» **DATA FOR THE TASK**:
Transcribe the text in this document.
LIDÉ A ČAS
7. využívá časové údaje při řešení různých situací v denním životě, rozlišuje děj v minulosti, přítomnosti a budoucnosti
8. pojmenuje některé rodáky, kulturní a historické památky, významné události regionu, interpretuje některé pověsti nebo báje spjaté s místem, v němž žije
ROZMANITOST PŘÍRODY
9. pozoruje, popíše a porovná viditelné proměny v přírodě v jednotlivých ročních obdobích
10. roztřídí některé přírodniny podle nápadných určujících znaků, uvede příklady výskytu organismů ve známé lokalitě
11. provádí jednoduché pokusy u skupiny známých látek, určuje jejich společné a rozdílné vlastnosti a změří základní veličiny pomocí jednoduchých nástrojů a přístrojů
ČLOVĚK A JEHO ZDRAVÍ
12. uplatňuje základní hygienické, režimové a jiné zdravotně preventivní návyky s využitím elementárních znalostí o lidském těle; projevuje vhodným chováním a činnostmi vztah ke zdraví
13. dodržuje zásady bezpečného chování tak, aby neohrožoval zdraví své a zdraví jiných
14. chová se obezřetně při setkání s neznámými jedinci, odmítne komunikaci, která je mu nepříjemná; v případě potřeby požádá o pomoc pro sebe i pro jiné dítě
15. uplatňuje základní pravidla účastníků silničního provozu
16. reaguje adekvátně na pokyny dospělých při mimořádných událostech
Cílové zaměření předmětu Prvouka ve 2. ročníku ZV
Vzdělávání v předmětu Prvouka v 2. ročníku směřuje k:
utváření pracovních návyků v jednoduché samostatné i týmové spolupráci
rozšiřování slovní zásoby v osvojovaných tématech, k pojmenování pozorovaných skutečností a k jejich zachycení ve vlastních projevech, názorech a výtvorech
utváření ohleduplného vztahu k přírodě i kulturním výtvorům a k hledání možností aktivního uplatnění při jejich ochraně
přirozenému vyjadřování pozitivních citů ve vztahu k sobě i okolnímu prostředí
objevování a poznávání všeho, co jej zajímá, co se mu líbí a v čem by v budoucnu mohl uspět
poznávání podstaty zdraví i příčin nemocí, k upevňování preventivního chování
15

» **STATED EXERCISE**:
Identify the lines above with the word "utváření". Copy them.

» **ANSWER TO THE PROBLEM**:
utváření pracovních návyků v jednoduché samostatné i týmové spolupráci
utváření ohleduplného vztahu k přírodě i kulturním výtvorům a k hledání možností aktivního uplatnění při jejich ochraně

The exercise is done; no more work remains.